* BEGIN Information given *
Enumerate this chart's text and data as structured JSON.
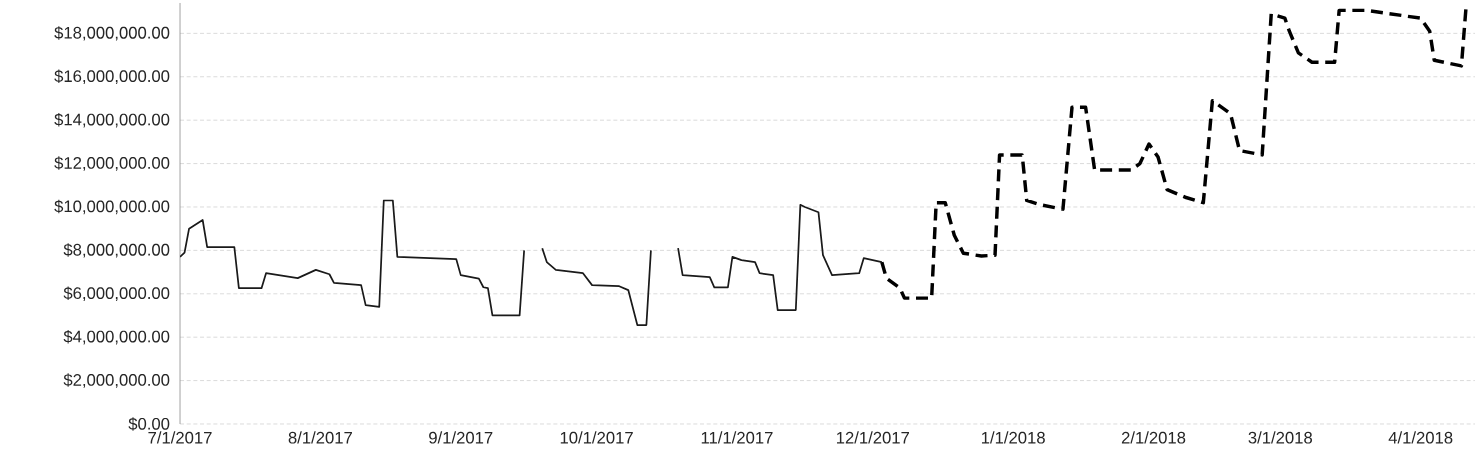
{
  "chart_data": {
    "type": "line",
    "xlim": [
      "2017-07-01",
      "2018-04-13"
    ],
    "xticks": [
      {
        "value": "2017-07-01",
        "label": "7/1/2017"
      },
      {
        "value": "2017-08-01",
        "label": "8/1/2017"
      },
      {
        "value": "2017-09-01",
        "label": "9/1/2017"
      },
      {
        "value": "2017-10-01",
        "label": "10/1/2017"
      },
      {
        "value": "2017-11-01",
        "label": "11/1/2017"
      },
      {
        "value": "2017-12-01",
        "label": "12/1/2017"
      },
      {
        "value": "2018-01-01",
        "label": "1/1/2018"
      },
      {
        "value": "2018-02-01",
        "label": "2/1/2018"
      },
      {
        "value": "2018-03-01",
        "label": "3/1/2018"
      },
      {
        "value": "2018-04-01",
        "label": "4/1/2018"
      }
    ],
    "ylim": [
      0,
      19400000
    ],
    "yticks": [
      {
        "value": 0,
        "label": "$0.00"
      },
      {
        "value": 2000000,
        "label": "$2,000,000.00"
      },
      {
        "value": 4000000,
        "label": "$4,000,000.00"
      },
      {
        "value": 6000000,
        "label": "$6,000,000.00"
      },
      {
        "value": 8000000,
        "label": "$8,000,000.00"
      },
      {
        "value": 10000000,
        "label": "$10,000,000.00"
      },
      {
        "value": 12000000,
        "label": "$12,000,000.00"
      },
      {
        "value": 14000000,
        "label": "$14,000,000.00"
      },
      {
        "value": 16000000,
        "label": "$16,000,000.00"
      },
      {
        "value": 18000000,
        "label": "$18,000,000.00"
      }
    ],
    "grid": "y",
    "legend": false,
    "marker": "none",
    "series": [
      {
        "color": "#1a1a1a",
        "line_style": "solid",
        "x": [
          "2017-07-01",
          "2017-07-02",
          "2017-07-03",
          "2017-07-06",
          "2017-07-07",
          "2017-07-13",
          "2017-07-14",
          "2017-07-19",
          "2017-07-20",
          "2017-07-27",
          "2017-07-31",
          "2017-08-03",
          "2017-08-04",
          "2017-08-10",
          "2017-08-11",
          "2017-08-14",
          "2017-08-15",
          "2017-08-17",
          "2017-08-18",
          "2017-08-31",
          "2017-09-01",
          "2017-09-05",
          "2017-09-06",
          "2017-09-07",
          "2017-09-08",
          "2017-09-14",
          "2017-09-15",
          "2017-09-17",
          "2017-09-19",
          "2017-09-20",
          "2017-09-22",
          "2017-09-28",
          "2017-09-30",
          "2017-10-06",
          "2017-10-08",
          "2017-10-10",
          "2017-10-12",
          "2017-10-13",
          "2017-10-16",
          "2017-10-19",
          "2017-10-20",
          "2017-10-26",
          "2017-10-27",
          "2017-10-30",
          "2017-10-31",
          "2017-11-02",
          "2017-11-05",
          "2017-11-06",
          "2017-11-09",
          "2017-11-10",
          "2017-11-14",
          "2017-11-15",
          "2017-11-16",
          "2017-11-19",
          "2017-11-20",
          "2017-11-22",
          "2017-11-28",
          "2017-11-29",
          "2017-12-03"
        ],
        "values": [
          7700000,
          7900000,
          9000000,
          9400000,
          8150000,
          8150000,
          6260000,
          6260000,
          6950000,
          6720000,
          7100000,
          6900000,
          6500000,
          6400000,
          5480000,
          5400000,
          10300000,
          10300000,
          7700000,
          7600000,
          6860000,
          6700000,
          6300000,
          6260000,
          5000000,
          5000000,
          8000000,
          null,
          8100000,
          7460000,
          7100000,
          6950000,
          6400000,
          6350000,
          6170000,
          4560000,
          4560000,
          8000000,
          null,
          8100000,
          6860000,
          6770000,
          6300000,
          6300000,
          7700000,
          7550000,
          7460000,
          6950000,
          6860000,
          5250000,
          5250000,
          10100000,
          10000000,
          9760000,
          7780000,
          6860000,
          6950000,
          7640000,
          7460000
        ]
      },
      {
        "color": "#000000",
        "line_style": "dashed",
        "x": [
          "2017-12-03",
          "2017-12-04",
          "2017-12-07",
          "2017-12-08",
          "2017-12-14",
          "2017-12-15",
          "2017-12-17",
          "2017-12-19",
          "2017-12-21",
          "2017-12-25",
          "2017-12-28",
          "2017-12-29",
          "2018-01-03",
          "2018-01-04",
          "2018-01-07",
          "2018-01-12",
          "2018-01-14",
          "2018-01-17",
          "2018-01-19",
          "2018-01-27",
          "2018-01-29",
          "2018-01-31",
          "2018-02-02",
          "2018-02-04",
          "2018-02-08",
          "2018-02-12",
          "2018-02-14",
          "2018-02-18",
          "2018-02-20",
          "2018-02-25",
          "2018-02-27",
          "2018-03-02",
          "2018-03-03",
          "2018-03-05",
          "2018-03-08",
          "2018-03-13",
          "2018-03-14",
          "2018-03-20",
          "2018-04-01",
          "2018-04-03",
          "2018-04-04",
          "2018-04-10",
          "2018-04-11"
        ],
        "values": [
          7460000,
          6720000,
          6260000,
          5800000,
          5800000,
          10200000,
          10200000,
          8700000,
          7870000,
          7740000,
          7780000,
          12400000,
          12400000,
          10300000,
          10100000,
          9900000,
          14600000,
          14600000,
          11700000,
          11700000,
          12000000,
          12900000,
          12300000,
          10800000,
          10450000,
          10200000,
          14900000,
          14300000,
          12600000,
          12400000,
          18900000,
          18700000,
          18100000,
          17100000,
          16670000,
          16670000,
          19060000,
          19060000,
          18700000,
          18100000,
          16760000,
          16500000,
          19150000
        ]
      }
    ]
  }
}
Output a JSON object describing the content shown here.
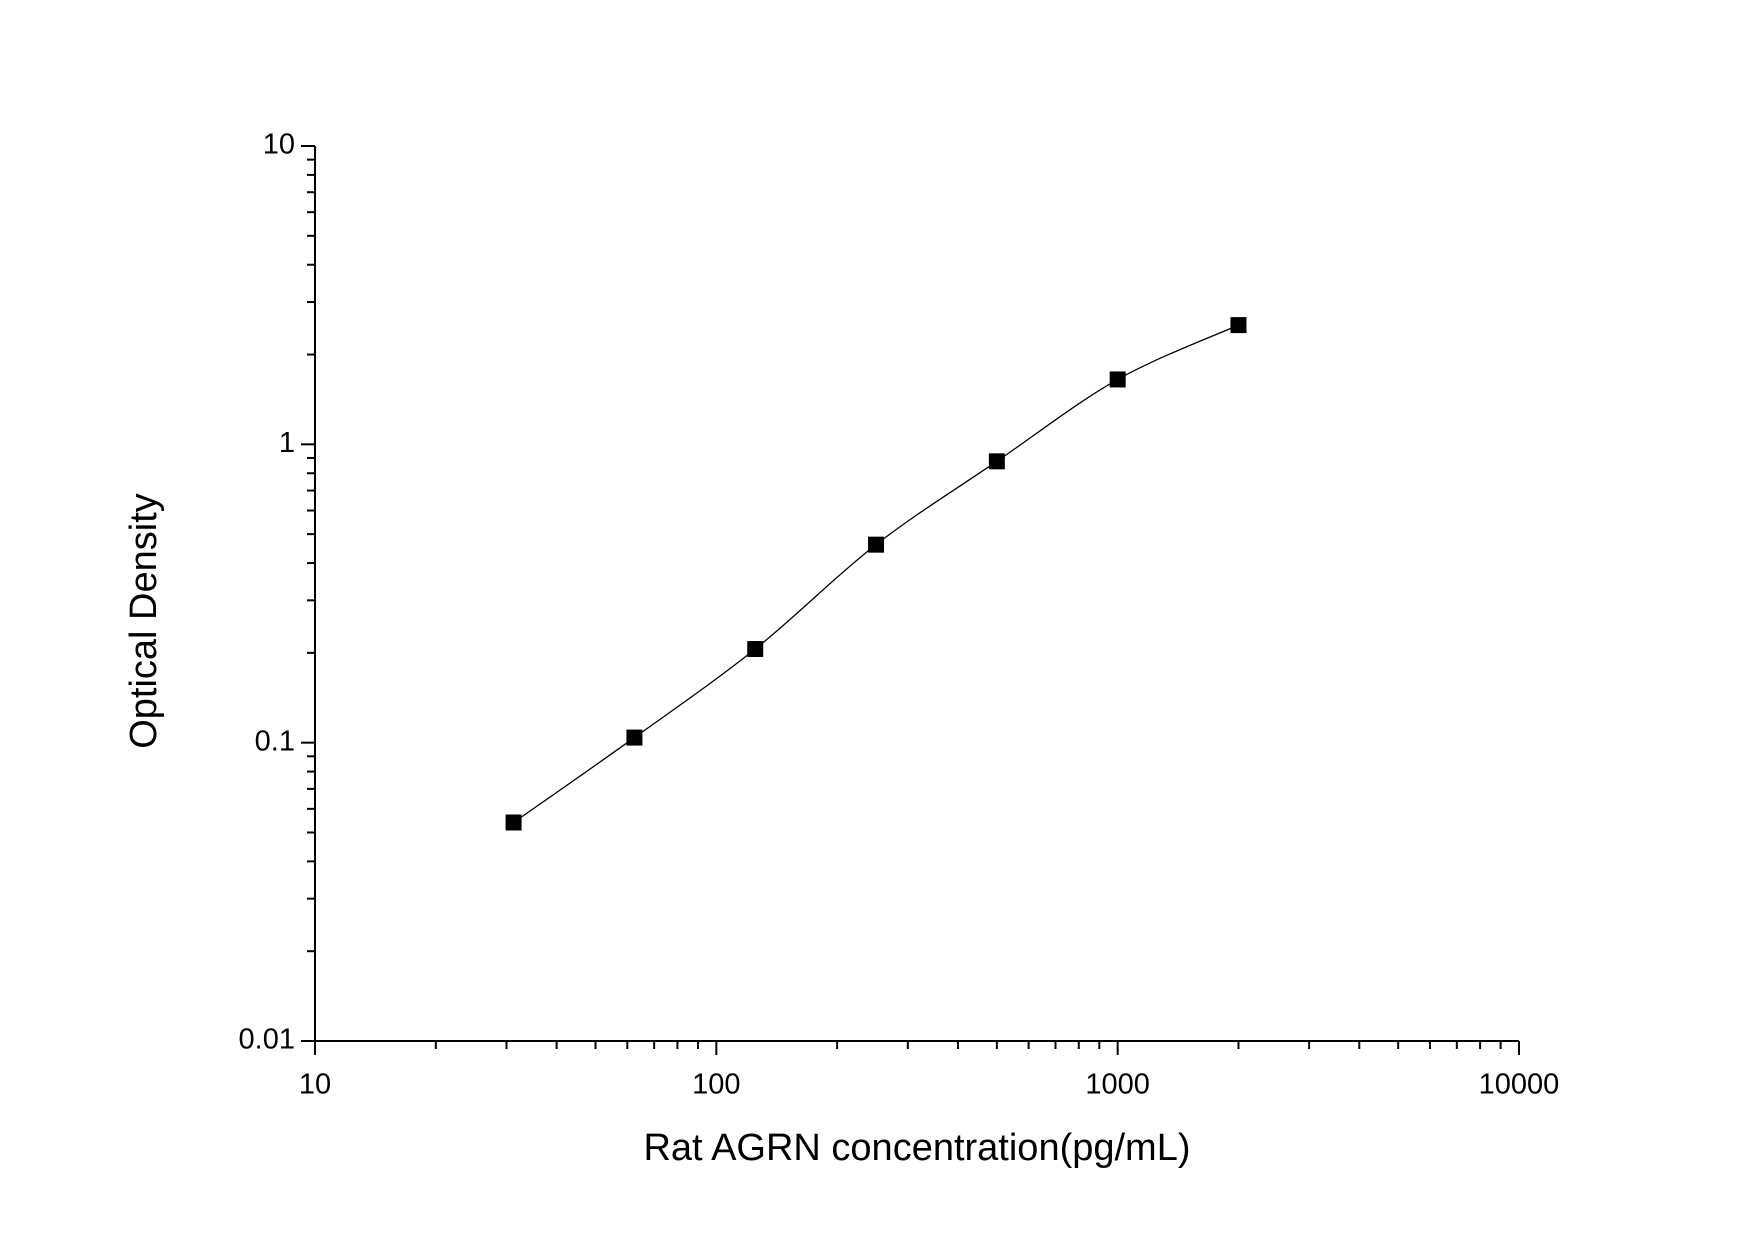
* END Information given *
Given task -> Reproduce all the records verbatim, excluding images.

Exercise solution ->
Enumerate this chart's text and data as structured JSON.
{
  "chart_data": {
    "type": "line",
    "xlim": [
      "2017-07-01",
      "2018-04-13"
    ],
    "xticks": [
      {
        "value": "2017-07-01",
        "label": "7/1/2017"
      },
      {
        "value": "2017-08-01",
        "label": "8/1/2017"
      },
      {
        "value": "2017-09-01",
        "label": "9/1/2017"
      },
      {
        "value": "2017-10-01",
        "label": "10/1/2017"
      },
      {
        "value": "2017-11-01",
        "label": "11/1/2017"
      },
      {
        "value": "2017-12-01",
        "label": "12/1/2017"
      },
      {
        "value": "2018-01-01",
        "label": "1/1/2018"
      },
      {
        "value": "2018-02-01",
        "label": "2/1/2018"
      },
      {
        "value": "2018-03-01",
        "label": "3/1/2018"
      },
      {
        "value": "2018-04-01",
        "label": "4/1/2018"
      }
    ],
    "ylim": [
      0,
      19400000
    ],
    "yticks": [
      {
        "value": 0,
        "label": "$0.00"
      },
      {
        "value": 2000000,
        "label": "$2,000,000.00"
      },
      {
        "value": 4000000,
        "label": "$4,000,000.00"
      },
      {
        "value": 6000000,
        "label": "$6,000,000.00"
      },
      {
        "value": 8000000,
        "label": "$8,000,000.00"
      },
      {
        "value": 10000000,
        "label": "$10,000,000.00"
      },
      {
        "value": 12000000,
        "label": "$12,000,000.00"
      },
      {
        "value": 14000000,
        "label": "$14,000,000.00"
      },
      {
        "value": 16000000,
        "label": "$16,000,000.00"
      },
      {
        "value": 18000000,
        "label": "$18,000,000.00"
      }
    ],
    "grid": "y",
    "legend": false,
    "marker": "none",
    "series": [
      {
        "color": "#1a1a1a",
        "line_style": "solid",
        "x": [
          "2017-07-01",
          "2017-07-02",
          "2017-07-03",
          "2017-07-06",
          "2017-07-07",
          "2017-07-13",
          "2017-07-14",
          "2017-07-19",
          "2017-07-20",
          "2017-07-27",
          "2017-07-31",
          "2017-08-03",
          "2017-08-04",
          "2017-08-10",
          "2017-08-11",
          "2017-08-14",
          "2017-08-15",
          "2017-08-17",
          "2017-08-18",
          "2017-08-31",
          "2017-09-01",
          "2017-09-05",
          "2017-09-06",
          "2017-09-07",
          "2017-09-08",
          "2017-09-14",
          "2017-09-15",
          "2017-09-17",
          "2017-09-19",
          "2017-09-20",
          "2017-09-22",
          "2017-09-28",
          "2017-09-30",
          "2017-10-06",
          "2017-10-08",
          "2017-10-10",
          "2017-10-12",
          "2017-10-13",
          "2017-10-16",
          "2017-10-19",
          "2017-10-20",
          "2017-10-26",
          "2017-10-27",
          "2017-10-30",
          "2017-10-31",
          "2017-11-02",
          "2017-11-05",
          "2017-11-06",
          "2017-11-09",
          "2017-11-10",
          "2017-11-14",
          "2017-11-15",
          "2017-11-16",
          "2017-11-19",
          "2017-11-20",
          "2017-11-22",
          "2017-11-28",
          "2017-11-29",
          "2017-12-03"
        ],
        "values": [
          7700000,
          7900000,
          9000000,
          9400000,
          8150000,
          8150000,
          6260000,
          6260000,
          6950000,
          6720000,
          7100000,
          6900000,
          6500000,
          6400000,
          5480000,
          5400000,
          10300000,
          10300000,
          7700000,
          7600000,
          6860000,
          6700000,
          6300000,
          6260000,
          5000000,
          5000000,
          8000000,
          null,
          8100000,
          7460000,
          7100000,
          6950000,
          6400000,
          6350000,
          6170000,
          4560000,
          4560000,
          8000000,
          null,
          8100000,
          6860000,
          6770000,
          6300000,
          6300000,
          7700000,
          7550000,
          7460000,
          6950000,
          6860000,
          5250000,
          5250000,
          10100000,
          10000000,
          9760000,
          7780000,
          6860000,
          6950000,
          7640000,
          7460000
        ]
      },
      {
        "color": "#000000",
        "line_style": "dashed",
        "x": [
          "2017-12-03",
          "2017-12-04",
          "2017-12-07",
          "2017-12-08",
          "2017-12-14",
          "2017-12-15",
          "2017-12-17",
          "2017-12-19",
          "2017-12-21",
          "2017-12-25",
          "2017-12-28",
          "2017-12-29",
          "2018-01-03",
          "2018-01-04",
          "2018-01-07",
          "2018-01-12",
          "2018-01-14",
          "2018-01-17",
          "2018-01-19",
          "2018-01-27",
          "2018-01-29",
          "2018-01-31",
          "2018-02-02",
          "2018-02-04",
          "2018-02-08",
          "2018-02-12",
          "2018-02-14",
          "2018-02-18",
          "2018-02-20",
          "2018-02-25",
          "2018-02-27",
          "2018-03-02",
          "2018-03-03",
          "2018-03-05",
          "2018-03-08",
          "2018-03-13",
          "2018-03-14",
          "2018-03-20",
          "2018-04-01",
          "2018-04-03",
          "2018-04-04",
          "2018-04-10",
          "2018-04-11"
        ],
        "values": [
          7460000,
          6720000,
          6260000,
          5800000,
          5800000,
          10200000,
          10200000,
          8700000,
          7870000,
          7740000,
          7780000,
          12400000,
          12400000,
          10300000,
          10100000,
          9900000,
          14600000,
          14600000,
          11700000,
          11700000,
          12000000,
          12900000,
          12300000,
          10800000,
          10450000,
          10200000,
          14900000,
          14300000,
          12600000,
          12400000,
          18900000,
          18700000,
          18100000,
          17100000,
          16670000,
          16670000,
          19060000,
          19060000,
          18700000,
          18100000,
          16760000,
          16500000,
          19150000
        ]
      }
    ]
  }
}
Output a JSON object describing the content shown here.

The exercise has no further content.